Texto proporcionado:

=-=-=-=-=

Muchos hoy fundamentan su autoridad en sus títulos y grados académicos: licenciaturas en teología, maestrías y doctorados. Estudiar está bien ¡Ojalá todo cristiano fuese un erudito! ¡Pero los demonios no salen cuando les recitas tu tesis de grado, ni te obedecen por tener 2 licenciaturas, 3 maestrías o 4 doctorados! ¡Les importa poco si citas a Juan Calvino, Jonathan Edwards, Spurgeon, a Wesley, Arminio, a Molina o a los puritanos! ¡Para ellos eso es irrelevante! Sólo hay algo que ellos respetan, y es la autoridad de Dios, impartida por el Espíritu Santo en el creyente:
“Vino a Nazaret, donde se había criado; y en el día de reposo entró en la sinagoga, conforme a su costumbre, y se levantó a leer. Y se le dio el libro del profeta Isaías; y habiendo abierto el libro, halló el lugar donde estaba escrito: El Espíritu del Señor está sobre mí, por cuanto me ha ungido para dar buenas nuevas a los pobres; me ha enviado a sanar a los quebrantados de corazón; a pregonar libertad a los cautivos, y vista a los ciegos; a poner en libertad a los oprimidos; a predicar el año agradable del Señor. Y enrollando el libro, lo dio al ministro, y se sentó; y los ojos de todos en la sinagoga estaban fijos en él. Y comenzó a decirles: Hoy se ha cumplido esta Escritura delante de vosotros.” (Lucas 4:16-21)

El verdadero secreto de todo ministerio es el poder espiritual. No es el genio, la inteligencia, ni la energía del hombre, sino sencillamente la unción y el poder del Espíritu de Dios. Esto era verdadero en los días de Jesús y lo es aún hoy:
«No con ejército, ni con fuerza, sino con mi Espíritu, ha dicho Jehová de los ejércitos.» (Zacarías 4:6)
Es conveniente que todos los ministros, teólogos y líderes eclesiásticos lo recuerden siempre. Un ministerio que fluye de una dependencia permanente del Espíritu Santo no puede jamás ser estéril. Si un hombre confía en sus propios recursos, pronto estará desprovisto de ellos. Pero poco importan sus talentos, o sus grandes conocimientos; si el Espíritu Santo no es la fuente y el poder de su ministerio, éste perderá, tarde o temprano, su lozanía y su eficacia.
Esto no quiere decir que no deba haber una santa diligencia y un santo ardor por el estudio de la Palabra de Dios. Sería un error fatal escudarnos en nuestra dependencia del Espíritu Santo como pretexto para descuidar el estudio hecho con oración y meditación. Ambas cosas van de la mano y nunca deberíamos elegir entre la una o la otra:
«Ocúpate en la lectura de las Escrituras, la exhortación y la enseñanza. No descuides el don espiritual que está en ti, que te fue conferido por medio de la profecía con la imposición de manos del presbiterio. Reflexiona sobre estas cosas; dedícate a ellas, para que tu aprovechamiento sea evidente a todos.» (1 Timoteo 4:13-15)

=-=-=-=-=

Datos almacenados:
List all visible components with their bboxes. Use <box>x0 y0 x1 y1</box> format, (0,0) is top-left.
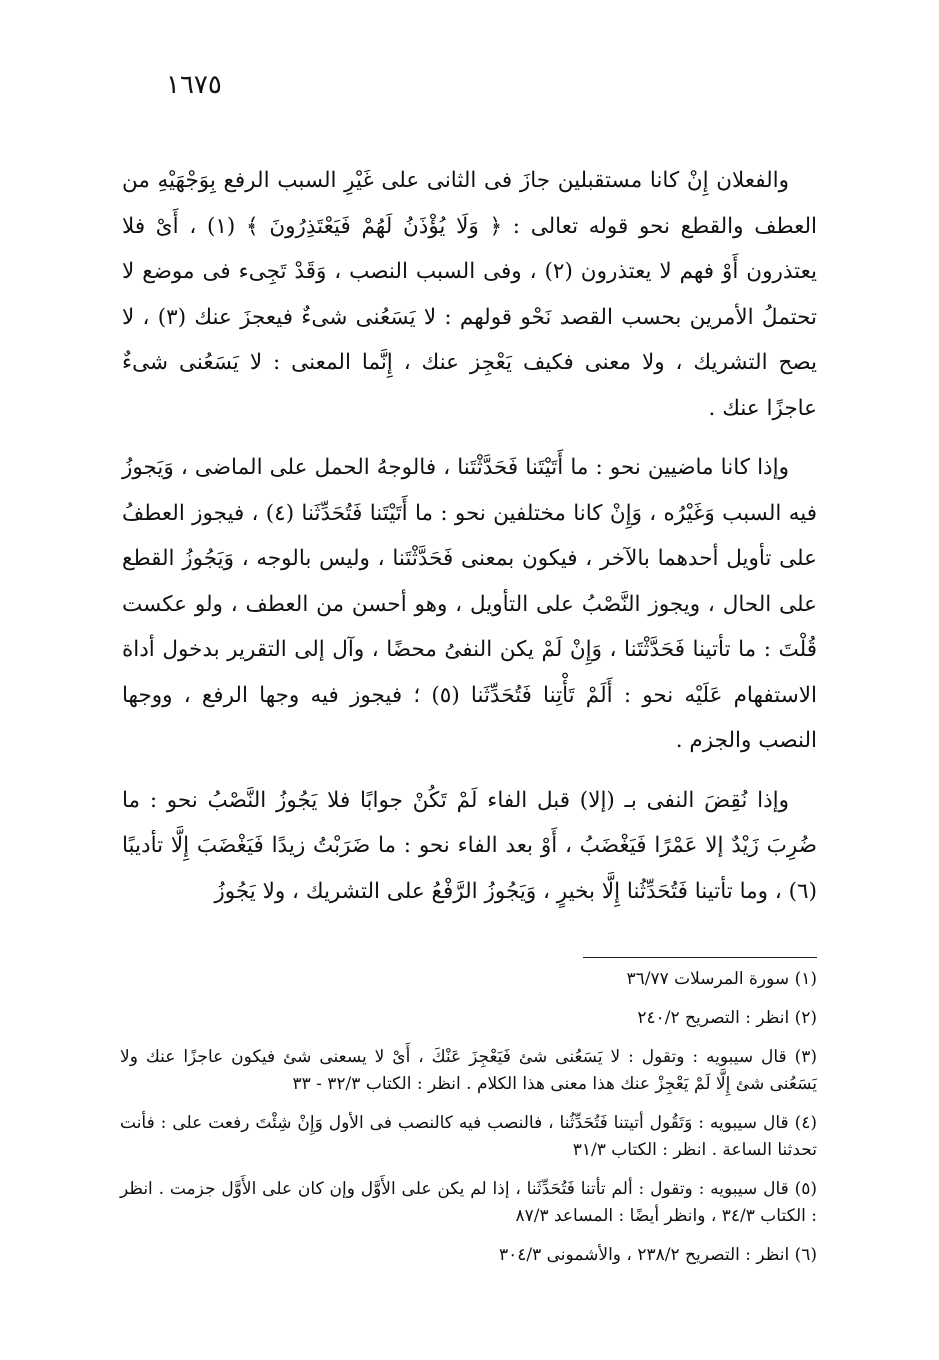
paragraph-text: والفعلان إِنْ كانا مستقبلين جازَ فى الثانى على غَيْرِ السبب الرفع بِوَجْهَيْهِ من العطف والقطع نحو قوله تعالى : ﴿ وَلَا يُؤْذَنُ لَهُمْ فَيَعْتَذِرُونَ ﴾ (١) ، أَىْ فلا يعتذرون أَوْ فهم لا يعتذرون (٢) ، وفى السبب النصب ، وَقَدْ تَجِىء فى موضع لا تحتملُ الأمرين بحسب القصد نَحْو قولهم : لا يَسَعُنى شىءٌ فيعجزَ عنك (٣) ، لا يصح التشريك ، ولا معنى فكيف يَعْجِز عنك ، إِنَّما المعنى : لا يَسَعُنى شىءٌ عاجزًا عنك . <box>122 168 817 421</box>
footnote: (٥) قال سيبويه : وتقول : ألم تأتنا فَتُحَدِّثَنا ، إذا لم يكن على الأَوَّل وإن كان على الأَوَّل جزمت . انظر : الكتاب ٣٤/٣ ، وانظر أيضًا : المساعد ٨٧/٣ <box>120 1179 817 1226</box>
footnotes <box>120 966 817 1281</box>
paragraph <box>122 158 817 431</box>
paragraph-text: وإذا نُقِضَ النفى بـ (إلا) قبل الفاء لَمْ تَكُنْ جوابًا فلا يَجُوزُ النَّصْبُ نحو : ما ضُرِبَ زَيْدٌ إلا عَمْرًا فَيَغْضَبُ ، أَوْ بعد الفاء نحو : ما ضَرَبْتُ زيدًا فَيَغْضَبَ إِلَّا تأديبًا (٦) ، وما تأتينا فَتُحَدِّثُنا إِلَّا بخيرٍ ، وَيَجُوزُ الرَّفْعُ على التشريك ، ولا يَجُوزُ <box>122 787 817 904</box>
main-text <box>122 158 817 928</box>
footnote: (٣) قال سيبويه : وتقول : لا يَسَعُنى شئ فَيَعْجِزَ عَنْكَ ، أَىْ لا يسعنى شئ فيكون عاجزًا عنك ولا يَسَعُنى شئ إِلَّا لَمْ يَعْجِزْ عنك هذا معنى هذا الكلام . انظر : الكتاب ٣٢/٣ - ٣٣ <box>120 1047 817 1094</box>
footnote: (٤) قال سيبويه : وَتَقُول أتيتنا فَتُحَدِّثُنا ، فالنصب فيه كالنصب فى الأول وَإِنْ شِئْتَ رفعت على : فأنت تحدثنا الساعة . انظر : الكتاب ٣١/٣ <box>120 1113 817 1160</box>
paragraph <box>122 445 817 764</box>
footnote-separator <box>583 957 817 958</box>
paragraph-text: وإذا كانا ماضيين نحو : ما أَتَيْتَنا فَحَدَّثْتَنا ، فالوجهُ الحمل على الماضى ، وَيَجوزُ فيه السبب وَغَيْرُه ، وَإِنْ كانا مختلفين نحو : ما أَتَيْتَنا فَتُحَدِّثَنا (٤) ، فيجوز العطفُ على تأويل أحدهما بالآخر ، فيكون بمعنى فَحَدَّثْتَنا ، وليس بالوجه ، وَيَجُوزُ القطع على الحال ، ويجوز النَّصْبُ على التأويل ، وهو أحسن من العطف ، ولو عكست قُلْتَ : ما تأتينا فَحَدَّثْتَنا ، وَإِنْ لَمْ يكن النفىُ محضًا ، وآل إلى التقرير بدخول أداة الاستفهام عَلَيْه نحو : أَلَمْ تَأْتِنا فَتُحَدِّثَنا (٥) ؛ فيجوز فيه وجها الرفع ، ووجها النصب والجزم . <box>122 455 817 753</box>
paragraph <box>122 778 817 915</box>
footnote: (١) سورة المرسلات ٣٦/٧٧ <box>626 969 817 989</box>
footnote: (٦) انظر : التصريح ٢٣٨/٢ ، والأشمونى ٣٠٤/٣ <box>498 1245 817 1265</box>
footnote: (٢) انظر : التصريح ٢٤٠/٢ <box>637 1008 817 1028</box>
page-number: ١٦٧٥ <box>166 70 222 100</box>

=-=-=-=-=

Conjunto de tareas:
1 - En el texto sobre la autoridad espiritual, ¿qué es lo único que respetan los demonios?
2 - Por favor, prosigue el texto sobre la autoridad espiritual a partir de su última oración.

Los resultados:
1 - La autoridad de Dios, impartida por el Espíritu Santo en el creyente.

2 -
No tenemos que escoger entre la erudición y el poder del Espíritu Santo. Ambas cosas son necesarias. Pero aquellos que piensan que sus títulos humanos (incluso aquellos de carácter teológico) les acreditan superioridad en el Reino de Dios, deben recordar que pueden prescindir de sus títulos y grados académicos para el ministerio cristiano, pero no del Espíritu Santo. Los apóstoles jamás pusieron un pie en una universidad de prestigio mundano, no se graduaron de ningún seminario teológico de fama mundial, no poseían doctorados ni maestrías, pero aun así revolucionaron el mundo. ¿Por qué? Porque ellos tenían algo que a mucho erudito moderno le hace tanta falta:
“Entonces viendo el denuedo de Pedro y de Juan, y sabiendo que eran hombres sin letras y del vulgo, se maravillaban; y les reconocían que habían estado con Jesús.” (Hechos 4:13)
Sí, ellos “habían estado con Jesús”. La comunión con Dios y la llenura del Espíritu que viene con ella eran clave de su éxito. Hoy, mucho erudito tiene un cerebro lleno, pero una pobre vida de piedad y relación con la Deidad. Mucha ortodoxia muerta, poca ortopraxis y pésima ortopatía (si es que su frío intelectualismo les permite de alguna manera sentir a Dios y experimentar las ricas emociones y sentimientos que emanan del contacto con lo divino, lo sobrenatural de Dios). Escriben libros, dan conferencias, programan simposios e imparten cátedras para su propio prestigio, gloria mundana y reconocimiento, pero hacen poco o nada significativo para el Reino de Dios (a veces incluso se oponen a él como en el caso de los fariseos, saduceos y maestros de la ley) ya que sus vidas están vacías del Espíritu Santo.
Ese denuedo, esa vitalidad, solo la da el Espíritu Santo:
“Cuando hubieron orado, el lugar en que estaban congregados tembló; y todos fueron llenos del Espíritu Santo, y hablaban con denuedo la palabra de Dios.” (Hechos 4:31).
Esa es la clave: Ser llenos del Espíritu Santo. Ese es el verdadero secreto del poder, sea para el evangelista, sea para el maestro, sea para misionero o cualquier otro siervo de Dios (incluso el teólogo y el erudito). Cuando un hombre puede decir: «Todos mis recursos están en Dios», no hay necesidad de apenarse con respecto a la esfera de su actividad, o de su aptitud para cumplirla. Pero a quien carece del poder de Dios, del bautismo de fuego y la llenura del Espíritu Santo ¡Ni todos los títulos, grados académicos y honores mundanos podrán ayudarlo!
“Sin embargo, cuando el Espíritu Santo descienda sobre ustedes recibirán poder para ser mis testigos no sólo en Jerusalén, sino también en toda Judea, en Samaria y hasta lo último de la tierra.” (Hechos 1:8, NBV)

Muy acertado este artículo, ojalá lo lean muchos de los que hoy se jactan de sus grados y de su conocimiento pero sin reflejar el carácter de Cristo, no se contamine siervo aunque algunos sean sus amigos de YouTube.